__Exercise__. The records below must be transcribed exactly. Do not include the pictures.

Records about charts and figures
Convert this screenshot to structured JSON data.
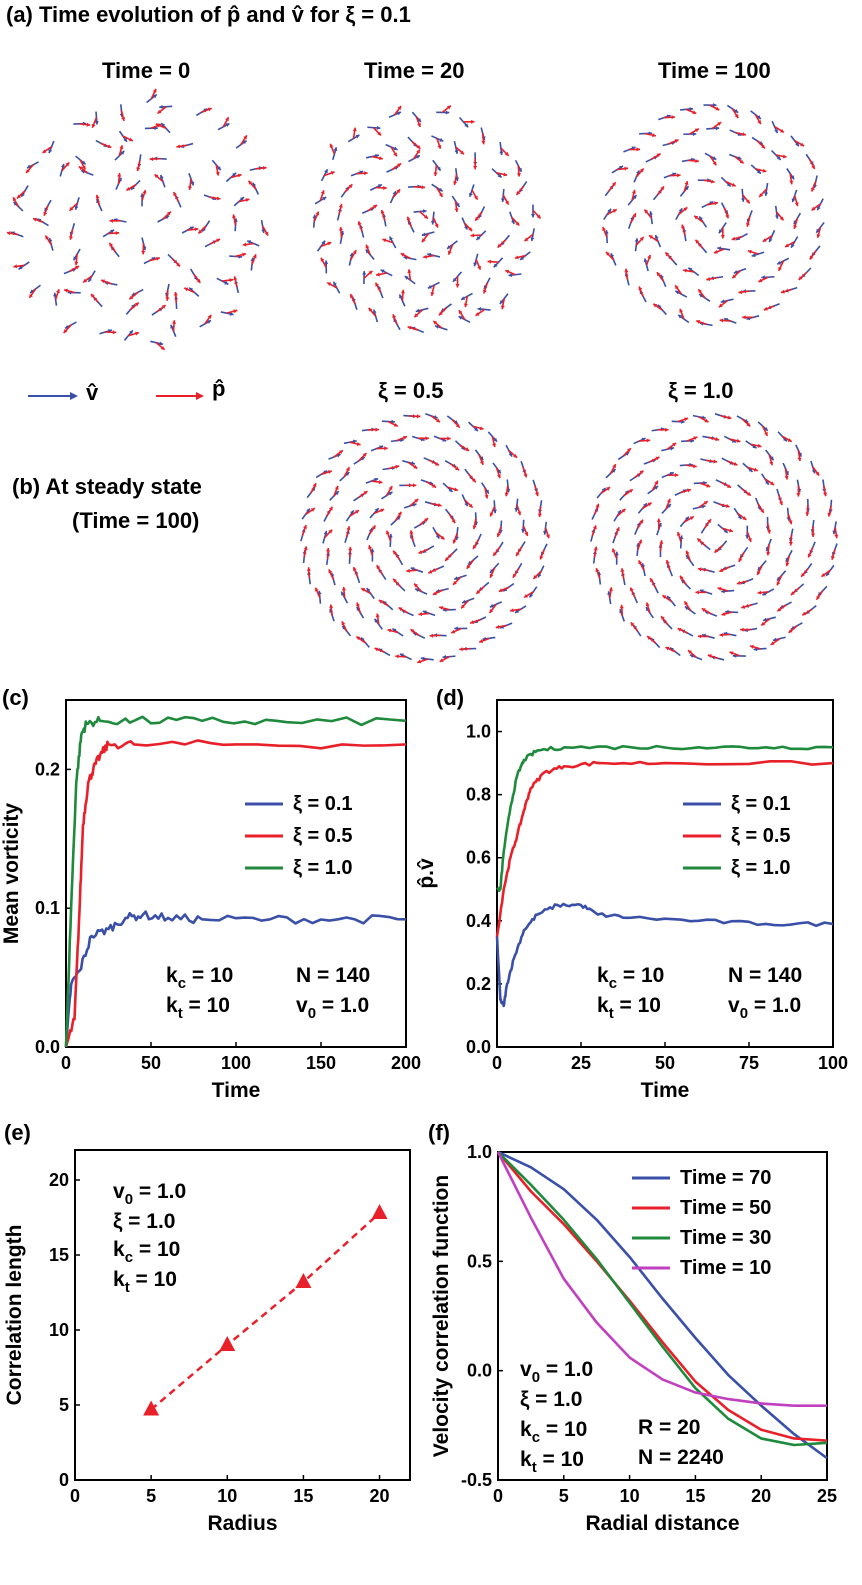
{
  "panel_a": {
    "title": "(a) Time evolution of p̂ and v̂ for ξ = 0.1",
    "times": [
      "Time = 0",
      "Time = 20",
      "Time = 100"
    ]
  },
  "legend_arrows": {
    "v": "v̂",
    "p": "p̂"
  },
  "panel_b": {
    "title_line1": "(b) At steady state",
    "title_line2": "(Time = 100)",
    "xi": [
      "ξ = 0.5",
      "ξ = 1.0"
    ]
  },
  "colors": {
    "blue": "#3a50a8",
    "red": "#e8202a",
    "green": "#1f8a3c",
    "magenta": "#c040c0"
  },
  "chart_data": [
    {
      "panel": "(c)",
      "type": "line",
      "xlabel": "Time",
      "ylabel": "Mean vorticity",
      "xlim": [
        0,
        200
      ],
      "ylim": [
        0,
        0.25
      ],
      "xticks": [
        "0",
        "50",
        "100",
        "150",
        "200"
      ],
      "yticks": [
        "0.0",
        "0.1",
        "0.2"
      ],
      "legend_position": "center-right",
      "series": [
        {
          "name": "ξ = 0.1",
          "color": "#3a50a8",
          "x": [
            0,
            3,
            8,
            15,
            25,
            35,
            45,
            60,
            80,
            120,
            160,
            200
          ],
          "y": [
            0.0,
            0.045,
            0.055,
            0.08,
            0.085,
            0.093,
            0.095,
            0.093,
            0.092,
            0.092,
            0.092,
            0.092
          ]
        },
        {
          "name": "ξ = 0.5",
          "color": "#e8202a",
          "x": [
            0,
            5,
            8,
            10,
            13,
            16,
            20,
            25,
            40,
            100,
            200
          ],
          "y": [
            0.0,
            0.02,
            0.1,
            0.16,
            0.19,
            0.2,
            0.21,
            0.218,
            0.218,
            0.218,
            0.218
          ]
        },
        {
          "name": "ξ = 1.0",
          "color": "#1f8a3c",
          "x": [
            0,
            3,
            6,
            9,
            12,
            20,
            40,
            80,
            130,
            200
          ],
          "y": [
            0.0,
            0.1,
            0.19,
            0.225,
            0.233,
            0.235,
            0.235,
            0.235,
            0.234,
            0.235
          ]
        }
      ],
      "annotations": [
        "k_c = 10",
        "k_t = 10",
        "N = 140",
        "v_0 = 1.0"
      ]
    },
    {
      "panel": "(d)",
      "type": "line",
      "xlabel": "Time",
      "ylabel": "p̂.v̂",
      "xlim": [
        0,
        100
      ],
      "ylim": [
        0,
        1.1
      ],
      "xticks": [
        "0",
        "25",
        "50",
        "75",
        "100"
      ],
      "yticks": [
        "0.0",
        "0.2",
        "0.4",
        "0.6",
        "0.8",
        "1.0"
      ],
      "legend_position": "center-right",
      "series": [
        {
          "name": "ξ = 0.1",
          "color": "#3a50a8",
          "x": [
            0,
            1,
            2,
            3,
            5,
            8,
            12,
            18,
            25,
            30,
            40,
            60,
            80,
            100
          ],
          "y": [
            0.35,
            0.15,
            0.13,
            0.2,
            0.28,
            0.37,
            0.42,
            0.45,
            0.45,
            0.42,
            0.41,
            0.4,
            0.39,
            0.39
          ]
        },
        {
          "name": "ξ = 0.5",
          "color": "#e8202a",
          "x": [
            0,
            2,
            4,
            6,
            8,
            10,
            14,
            20,
            30,
            50,
            100
          ],
          "y": [
            0.35,
            0.5,
            0.6,
            0.67,
            0.75,
            0.82,
            0.87,
            0.89,
            0.9,
            0.9,
            0.9
          ]
        },
        {
          "name": "ξ = 1.0",
          "color": "#1f8a3c",
          "x": [
            0,
            1,
            2,
            4,
            6,
            8,
            12,
            20,
            40,
            60,
            80,
            100
          ],
          "y": [
            0.5,
            0.5,
            0.62,
            0.76,
            0.86,
            0.91,
            0.94,
            0.95,
            0.95,
            0.95,
            0.95,
            0.95
          ]
        }
      ],
      "annotations": [
        "k_c = 10",
        "k_t = 10",
        "N = 140",
        "v_0 = 1.0"
      ]
    },
    {
      "panel": "(e)",
      "type": "scatter",
      "xlabel": "Radius",
      "ylabel": "Correlation length",
      "xlim": [
        0,
        22
      ],
      "ylim": [
        0,
        22
      ],
      "xticks": [
        "0",
        "5",
        "10",
        "15",
        "20"
      ],
      "yticks": [
        "0",
        "5",
        "10",
        "15",
        "20"
      ],
      "series": [
        {
          "color": "#e8202a",
          "x": [
            5,
            10,
            15,
            20
          ],
          "y": [
            4.7,
            9.0,
            13.2,
            17.8
          ]
        }
      ],
      "annotations": [
        "v_0 = 1.0",
        "ξ = 1.0",
        "k_c = 10",
        "k_t = 10"
      ]
    },
    {
      "panel": "(f)",
      "type": "line",
      "xlabel": "Radial distance",
      "ylabel": "Velocity correlation function",
      "xlim": [
        0,
        25
      ],
      "ylim": [
        -0.5,
        1.0
      ],
      "xticks": [
        "0",
        "5",
        "10",
        "15",
        "20",
        "25"
      ],
      "yticks": [
        "-0.5",
        "0.0",
        "0.5",
        "1.0"
      ],
      "legend_position": "top-right",
      "series": [
        {
          "name": "Time = 70",
          "color": "#3a50a8",
          "x": [
            0,
            2.5,
            5,
            7.5,
            10,
            12.5,
            15,
            17.5,
            20,
            22.5,
            25
          ],
          "y": [
            1.0,
            0.93,
            0.83,
            0.69,
            0.52,
            0.33,
            0.15,
            -0.02,
            -0.16,
            -0.29,
            -0.4
          ]
        },
        {
          "name": "Time = 50",
          "color": "#e8202a",
          "x": [
            0,
            2.5,
            5,
            7.5,
            10,
            12.5,
            15,
            17.5,
            20,
            22.5,
            25
          ],
          "y": [
            1.0,
            0.82,
            0.67,
            0.5,
            0.32,
            0.13,
            -0.05,
            -0.18,
            -0.27,
            -0.31,
            -0.32
          ]
        },
        {
          "name": "Time = 30",
          "color": "#1f8a3c",
          "x": [
            0,
            2.5,
            5,
            7.5,
            10,
            12.5,
            15,
            17.5,
            20,
            22.5,
            25
          ],
          "y": [
            1.0,
            0.85,
            0.69,
            0.51,
            0.31,
            0.11,
            -0.08,
            -0.22,
            -0.31,
            -0.34,
            -0.33
          ]
        },
        {
          "name": "Time = 10",
          "color": "#c040c0",
          "x": [
            0,
            2.5,
            5,
            7.5,
            10,
            12.5,
            15,
            17.5,
            20,
            22.5,
            25
          ],
          "y": [
            1.0,
            0.7,
            0.42,
            0.22,
            0.06,
            -0.04,
            -0.1,
            -0.13,
            -0.15,
            -0.16,
            -0.16
          ]
        }
      ],
      "annotations": [
        "v_0 = 1.0",
        "ξ = 1.0",
        "k_c = 10",
        "k_t = 10",
        "R = 20",
        "N = 2240"
      ]
    }
  ]
}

__Output for this task__.
Convert this screenshot to structured JSON data.
{
  "panel_a": {
    "title": "(a) Time evolution of p̂ and v̂ for ξ = 0.1",
    "times": [
      "Time = 0",
      "Time = 20",
      "Time = 100"
    ]
  },
  "legend_arrows": {
    "v": "v̂",
    "p": "p̂"
  },
  "panel_b": {
    "title_line1": "(b) At steady state",
    "title_line2": "(Time = 100)",
    "xi": [
      "ξ = 0.5",
      "ξ = 1.0"
    ]
  },
  "colors": {
    "blue": "#3a50a8",
    "red": "#e8202a",
    "green": "#1f8a3c",
    "magenta": "#c040c0"
  },
  "chart_data": [
    {
      "panel": "(c)",
      "type": "line",
      "xlabel": "Time",
      "ylabel": "Mean vorticity",
      "xlim": [
        0,
        200
      ],
      "ylim": [
        0,
        0.25
      ],
      "xticks": [
        "0",
        "50",
        "100",
        "150",
        "200"
      ],
      "yticks": [
        "0.0",
        "0.1",
        "0.2"
      ],
      "legend_position": "center-right",
      "series": [
        {
          "name": "ξ = 0.1",
          "color": "#3a50a8",
          "x": [
            0,
            3,
            8,
            15,
            25,
            35,
            45,
            60,
            80,
            120,
            160,
            200
          ],
          "y": [
            0.0,
            0.045,
            0.055,
            0.08,
            0.085,
            0.093,
            0.095,
            0.093,
            0.092,
            0.092,
            0.092,
            0.092
          ]
        },
        {
          "name": "ξ = 0.5",
          "color": "#e8202a",
          "x": [
            0,
            5,
            8,
            10,
            13,
            16,
            20,
            25,
            40,
            100,
            200
          ],
          "y": [
            0.0,
            0.02,
            0.1,
            0.16,
            0.19,
            0.2,
            0.21,
            0.218,
            0.218,
            0.218,
            0.218
          ]
        },
        {
          "name": "ξ = 1.0",
          "color": "#1f8a3c",
          "x": [
            0,
            3,
            6,
            9,
            12,
            20,
            40,
            80,
            130,
            200
          ],
          "y": [
            0.0,
            0.1,
            0.19,
            0.225,
            0.233,
            0.235,
            0.235,
            0.235,
            0.234,
            0.235
          ]
        }
      ],
      "annotations": [
        "k_c = 10",
        "k_t = 10",
        "N = 140",
        "v_0 = 1.0"
      ]
    },
    {
      "panel": "(d)",
      "type": "line",
      "xlabel": "Time",
      "ylabel": "p̂.v̂",
      "xlim": [
        0,
        100
      ],
      "ylim": [
        0,
        1.1
      ],
      "xticks": [
        "0",
        "25",
        "50",
        "75",
        "100"
      ],
      "yticks": [
        "0.0",
        "0.2",
        "0.4",
        "0.6",
        "0.8",
        "1.0"
      ],
      "legend_position": "center-right",
      "series": [
        {
          "name": "ξ = 0.1",
          "color": "#3a50a8",
          "x": [
            0,
            1,
            2,
            3,
            5,
            8,
            12,
            18,
            25,
            30,
            40,
            60,
            80,
            100
          ],
          "y": [
            0.35,
            0.15,
            0.13,
            0.2,
            0.28,
            0.37,
            0.42,
            0.45,
            0.45,
            0.42,
            0.41,
            0.4,
            0.39,
            0.39
          ]
        },
        {
          "name": "ξ = 0.5",
          "color": "#e8202a",
          "x": [
            0,
            2,
            4,
            6,
            8,
            10,
            14,
            20,
            30,
            50,
            100
          ],
          "y": [
            0.35,
            0.5,
            0.6,
            0.67,
            0.75,
            0.82,
            0.87,
            0.89,
            0.9,
            0.9,
            0.9
          ]
        },
        {
          "name": "ξ = 1.0",
          "color": "#1f8a3c",
          "x": [
            0,
            1,
            2,
            4,
            6,
            8,
            12,
            20,
            40,
            60,
            80,
            100
          ],
          "y": [
            0.5,
            0.5,
            0.62,
            0.76,
            0.86,
            0.91,
            0.94,
            0.95,
            0.95,
            0.95,
            0.95,
            0.95
          ]
        }
      ],
      "annotations": [
        "k_c = 10",
        "k_t = 10",
        "N = 140",
        "v_0 = 1.0"
      ]
    },
    {
      "panel": "(e)",
      "type": "scatter",
      "xlabel": "Radius",
      "ylabel": "Correlation length",
      "xlim": [
        0,
        22
      ],
      "ylim": [
        0,
        22
      ],
      "xticks": [
        "0",
        "5",
        "10",
        "15",
        "20"
      ],
      "yticks": [
        "0",
        "5",
        "10",
        "15",
        "20"
      ],
      "series": [
        {
          "color": "#e8202a",
          "x": [
            5,
            10,
            15,
            20
          ],
          "y": [
            4.7,
            9.0,
            13.2,
            17.8
          ]
        }
      ],
      "annotations": [
        "v_0 = 1.0",
        "ξ = 1.0",
        "k_c = 10",
        "k_t = 10"
      ]
    },
    {
      "panel": "(f)",
      "type": "line",
      "xlabel": "Radial distance",
      "ylabel": "Velocity correlation function",
      "xlim": [
        0,
        25
      ],
      "ylim": [
        -0.5,
        1.0
      ],
      "xticks": [
        "0",
        "5",
        "10",
        "15",
        "20",
        "25"
      ],
      "yticks": [
        "-0.5",
        "0.0",
        "0.5",
        "1.0"
      ],
      "legend_position": "top-right",
      "series": [
        {
          "name": "Time = 70",
          "color": "#3a50a8",
          "x": [
            0,
            2.5,
            5,
            7.5,
            10,
            12.5,
            15,
            17.5,
            20,
            22.5,
            25
          ],
          "y": [
            1.0,
            0.93,
            0.83,
            0.69,
            0.52,
            0.33,
            0.15,
            -0.02,
            -0.16,
            -0.29,
            -0.4
          ]
        },
        {
          "name": "Time = 50",
          "color": "#e8202a",
          "x": [
            0,
            2.5,
            5,
            7.5,
            10,
            12.5,
            15,
            17.5,
            20,
            22.5,
            25
          ],
          "y": [
            1.0,
            0.82,
            0.67,
            0.5,
            0.32,
            0.13,
            -0.05,
            -0.18,
            -0.27,
            -0.31,
            -0.32
          ]
        },
        {
          "name": "Time = 30",
          "color": "#1f8a3c",
          "x": [
            0,
            2.5,
            5,
            7.5,
            10,
            12.5,
            15,
            17.5,
            20,
            22.5,
            25
          ],
          "y": [
            1.0,
            0.85,
            0.69,
            0.51,
            0.31,
            0.11,
            -0.08,
            -0.22,
            -0.31,
            -0.34,
            -0.33
          ]
        },
        {
          "name": "Time = 10",
          "color": "#c040c0",
          "x": [
            0,
            2.5,
            5,
            7.5,
            10,
            12.5,
            15,
            17.5,
            20,
            22.5,
            25
          ],
          "y": [
            1.0,
            0.7,
            0.42,
            0.22,
            0.06,
            -0.04,
            -0.1,
            -0.13,
            -0.15,
            -0.16,
            -0.16
          ]
        }
      ],
      "annotations": [
        "v_0 = 1.0",
        "ξ = 1.0",
        "k_c = 10",
        "k_t = 10",
        "R = 20",
        "N = 2240"
      ]
    }
  ]
}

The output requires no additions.